MATERIAL:
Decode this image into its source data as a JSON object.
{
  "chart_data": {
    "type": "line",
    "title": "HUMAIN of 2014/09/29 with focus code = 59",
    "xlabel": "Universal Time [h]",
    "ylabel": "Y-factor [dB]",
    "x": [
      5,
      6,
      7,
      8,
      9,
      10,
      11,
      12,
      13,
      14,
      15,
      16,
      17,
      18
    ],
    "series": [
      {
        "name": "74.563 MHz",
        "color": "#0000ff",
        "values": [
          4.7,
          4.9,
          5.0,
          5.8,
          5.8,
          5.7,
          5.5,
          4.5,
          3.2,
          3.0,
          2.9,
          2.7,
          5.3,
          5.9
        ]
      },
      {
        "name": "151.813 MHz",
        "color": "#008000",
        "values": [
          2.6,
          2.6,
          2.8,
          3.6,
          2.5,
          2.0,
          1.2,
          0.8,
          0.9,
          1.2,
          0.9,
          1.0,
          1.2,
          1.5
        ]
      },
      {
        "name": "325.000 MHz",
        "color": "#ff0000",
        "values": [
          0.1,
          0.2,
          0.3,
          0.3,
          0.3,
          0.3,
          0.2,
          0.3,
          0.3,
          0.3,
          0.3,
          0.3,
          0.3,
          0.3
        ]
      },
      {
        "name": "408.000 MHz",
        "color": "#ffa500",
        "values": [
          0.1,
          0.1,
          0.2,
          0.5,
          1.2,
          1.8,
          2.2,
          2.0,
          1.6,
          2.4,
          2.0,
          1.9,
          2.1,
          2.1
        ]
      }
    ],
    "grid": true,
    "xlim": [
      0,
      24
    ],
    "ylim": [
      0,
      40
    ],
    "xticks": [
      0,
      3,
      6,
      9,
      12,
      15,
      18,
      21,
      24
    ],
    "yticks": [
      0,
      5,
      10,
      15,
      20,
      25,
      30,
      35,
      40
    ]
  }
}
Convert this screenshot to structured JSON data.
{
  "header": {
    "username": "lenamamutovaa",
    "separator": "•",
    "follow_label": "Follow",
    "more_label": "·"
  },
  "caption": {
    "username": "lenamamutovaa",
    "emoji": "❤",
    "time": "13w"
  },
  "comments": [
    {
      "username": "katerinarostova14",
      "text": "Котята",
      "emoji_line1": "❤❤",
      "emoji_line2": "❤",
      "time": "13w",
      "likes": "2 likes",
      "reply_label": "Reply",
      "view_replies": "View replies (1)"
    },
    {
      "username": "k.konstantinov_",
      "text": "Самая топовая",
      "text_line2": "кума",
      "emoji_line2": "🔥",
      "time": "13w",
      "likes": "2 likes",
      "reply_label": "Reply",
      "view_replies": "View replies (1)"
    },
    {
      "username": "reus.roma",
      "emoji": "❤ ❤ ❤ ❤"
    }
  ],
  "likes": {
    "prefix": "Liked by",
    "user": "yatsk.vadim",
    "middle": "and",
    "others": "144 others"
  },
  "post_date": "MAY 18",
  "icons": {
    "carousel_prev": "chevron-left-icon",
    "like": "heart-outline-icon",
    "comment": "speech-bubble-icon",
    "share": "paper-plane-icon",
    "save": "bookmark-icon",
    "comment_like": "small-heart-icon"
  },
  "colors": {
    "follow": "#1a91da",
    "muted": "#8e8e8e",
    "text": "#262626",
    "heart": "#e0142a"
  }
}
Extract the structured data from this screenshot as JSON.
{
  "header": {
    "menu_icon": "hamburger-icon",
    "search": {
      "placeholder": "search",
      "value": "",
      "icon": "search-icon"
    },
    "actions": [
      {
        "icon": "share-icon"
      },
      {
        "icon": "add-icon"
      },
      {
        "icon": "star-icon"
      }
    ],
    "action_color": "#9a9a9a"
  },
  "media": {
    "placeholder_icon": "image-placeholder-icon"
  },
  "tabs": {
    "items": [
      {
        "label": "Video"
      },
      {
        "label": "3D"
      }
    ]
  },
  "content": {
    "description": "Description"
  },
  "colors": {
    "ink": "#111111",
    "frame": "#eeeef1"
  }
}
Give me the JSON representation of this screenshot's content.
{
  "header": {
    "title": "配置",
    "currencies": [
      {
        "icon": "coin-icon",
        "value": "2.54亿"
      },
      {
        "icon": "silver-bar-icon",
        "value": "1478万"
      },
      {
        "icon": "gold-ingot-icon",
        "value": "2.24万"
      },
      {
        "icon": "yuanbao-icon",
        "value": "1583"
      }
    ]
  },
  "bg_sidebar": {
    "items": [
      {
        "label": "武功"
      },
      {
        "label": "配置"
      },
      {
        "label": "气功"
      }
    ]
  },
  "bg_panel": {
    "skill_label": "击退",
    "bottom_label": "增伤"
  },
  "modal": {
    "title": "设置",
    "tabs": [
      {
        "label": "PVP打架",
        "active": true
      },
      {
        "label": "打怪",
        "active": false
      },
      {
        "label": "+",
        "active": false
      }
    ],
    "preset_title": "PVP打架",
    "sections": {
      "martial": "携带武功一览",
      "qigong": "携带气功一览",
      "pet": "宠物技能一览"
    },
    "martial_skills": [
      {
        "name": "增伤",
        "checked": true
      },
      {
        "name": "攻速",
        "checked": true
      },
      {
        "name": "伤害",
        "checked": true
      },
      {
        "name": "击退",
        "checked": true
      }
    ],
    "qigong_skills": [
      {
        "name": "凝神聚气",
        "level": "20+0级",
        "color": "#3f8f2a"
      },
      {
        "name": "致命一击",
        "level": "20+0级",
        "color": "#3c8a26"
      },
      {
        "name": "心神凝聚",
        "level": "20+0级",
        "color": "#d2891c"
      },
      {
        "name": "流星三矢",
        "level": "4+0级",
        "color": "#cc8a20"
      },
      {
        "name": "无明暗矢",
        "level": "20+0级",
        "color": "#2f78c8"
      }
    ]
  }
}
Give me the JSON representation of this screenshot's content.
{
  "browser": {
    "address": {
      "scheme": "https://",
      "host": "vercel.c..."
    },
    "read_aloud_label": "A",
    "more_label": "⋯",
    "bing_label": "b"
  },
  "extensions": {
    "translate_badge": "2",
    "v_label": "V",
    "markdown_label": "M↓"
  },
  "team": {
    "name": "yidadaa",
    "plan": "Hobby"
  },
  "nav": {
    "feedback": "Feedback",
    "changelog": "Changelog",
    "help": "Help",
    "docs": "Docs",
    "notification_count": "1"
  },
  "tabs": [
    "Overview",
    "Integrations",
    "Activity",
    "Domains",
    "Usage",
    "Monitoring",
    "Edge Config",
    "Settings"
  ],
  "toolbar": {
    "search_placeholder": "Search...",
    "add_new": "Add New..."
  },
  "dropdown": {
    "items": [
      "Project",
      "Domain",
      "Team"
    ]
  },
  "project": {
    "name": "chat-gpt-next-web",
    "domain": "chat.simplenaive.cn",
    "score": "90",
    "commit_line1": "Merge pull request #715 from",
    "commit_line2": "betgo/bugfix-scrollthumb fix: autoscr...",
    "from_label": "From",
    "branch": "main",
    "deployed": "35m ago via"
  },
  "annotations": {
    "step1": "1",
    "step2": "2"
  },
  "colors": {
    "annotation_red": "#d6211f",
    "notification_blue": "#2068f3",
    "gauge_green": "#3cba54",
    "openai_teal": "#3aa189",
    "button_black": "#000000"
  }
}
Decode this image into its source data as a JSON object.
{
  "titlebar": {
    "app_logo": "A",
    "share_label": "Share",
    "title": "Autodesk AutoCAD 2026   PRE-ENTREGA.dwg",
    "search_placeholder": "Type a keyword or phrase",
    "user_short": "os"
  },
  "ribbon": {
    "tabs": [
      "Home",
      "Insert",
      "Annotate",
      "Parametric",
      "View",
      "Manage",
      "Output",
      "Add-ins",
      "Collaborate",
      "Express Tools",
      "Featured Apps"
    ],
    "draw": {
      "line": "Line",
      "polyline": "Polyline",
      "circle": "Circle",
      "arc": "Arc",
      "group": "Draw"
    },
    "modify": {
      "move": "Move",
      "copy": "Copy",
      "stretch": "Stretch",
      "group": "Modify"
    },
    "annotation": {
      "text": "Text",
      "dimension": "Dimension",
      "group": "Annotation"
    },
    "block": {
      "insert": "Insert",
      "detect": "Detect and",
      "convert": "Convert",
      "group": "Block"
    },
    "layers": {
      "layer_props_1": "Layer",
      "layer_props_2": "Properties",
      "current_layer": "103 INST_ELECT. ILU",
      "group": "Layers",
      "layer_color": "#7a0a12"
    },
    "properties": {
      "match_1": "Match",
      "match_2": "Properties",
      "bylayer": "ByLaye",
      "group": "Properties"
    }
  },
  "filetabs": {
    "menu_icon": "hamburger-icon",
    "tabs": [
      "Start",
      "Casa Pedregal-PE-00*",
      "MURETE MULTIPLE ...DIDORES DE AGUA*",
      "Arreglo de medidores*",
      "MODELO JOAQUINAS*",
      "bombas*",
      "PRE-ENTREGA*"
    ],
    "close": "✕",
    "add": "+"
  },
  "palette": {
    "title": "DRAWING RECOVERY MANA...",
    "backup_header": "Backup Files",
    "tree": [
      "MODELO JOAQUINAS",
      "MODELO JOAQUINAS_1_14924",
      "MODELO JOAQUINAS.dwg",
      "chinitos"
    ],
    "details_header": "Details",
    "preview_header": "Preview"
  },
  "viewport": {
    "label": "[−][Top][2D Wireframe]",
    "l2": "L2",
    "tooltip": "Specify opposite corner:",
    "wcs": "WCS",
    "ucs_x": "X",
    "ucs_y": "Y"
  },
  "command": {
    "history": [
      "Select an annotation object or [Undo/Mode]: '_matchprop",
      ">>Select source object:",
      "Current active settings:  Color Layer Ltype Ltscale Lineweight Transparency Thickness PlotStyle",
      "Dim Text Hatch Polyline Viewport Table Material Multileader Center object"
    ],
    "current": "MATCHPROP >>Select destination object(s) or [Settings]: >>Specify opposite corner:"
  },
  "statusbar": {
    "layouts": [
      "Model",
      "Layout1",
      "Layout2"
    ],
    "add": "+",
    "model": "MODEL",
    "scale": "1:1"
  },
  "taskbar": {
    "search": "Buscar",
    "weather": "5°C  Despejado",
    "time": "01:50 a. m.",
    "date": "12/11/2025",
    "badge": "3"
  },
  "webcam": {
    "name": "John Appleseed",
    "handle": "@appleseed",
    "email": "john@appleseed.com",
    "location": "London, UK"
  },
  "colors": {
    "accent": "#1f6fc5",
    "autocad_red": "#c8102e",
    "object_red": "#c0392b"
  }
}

SET TASK: Using the records above, pull out each line where the word "group" occurs.

EXERCISE OUTPUT:
      "group": "Draw"
      "group": "Modify"
      "group": "Annotation"
      "group": "Block"
      "group": "Layers",
      "group": "Properties"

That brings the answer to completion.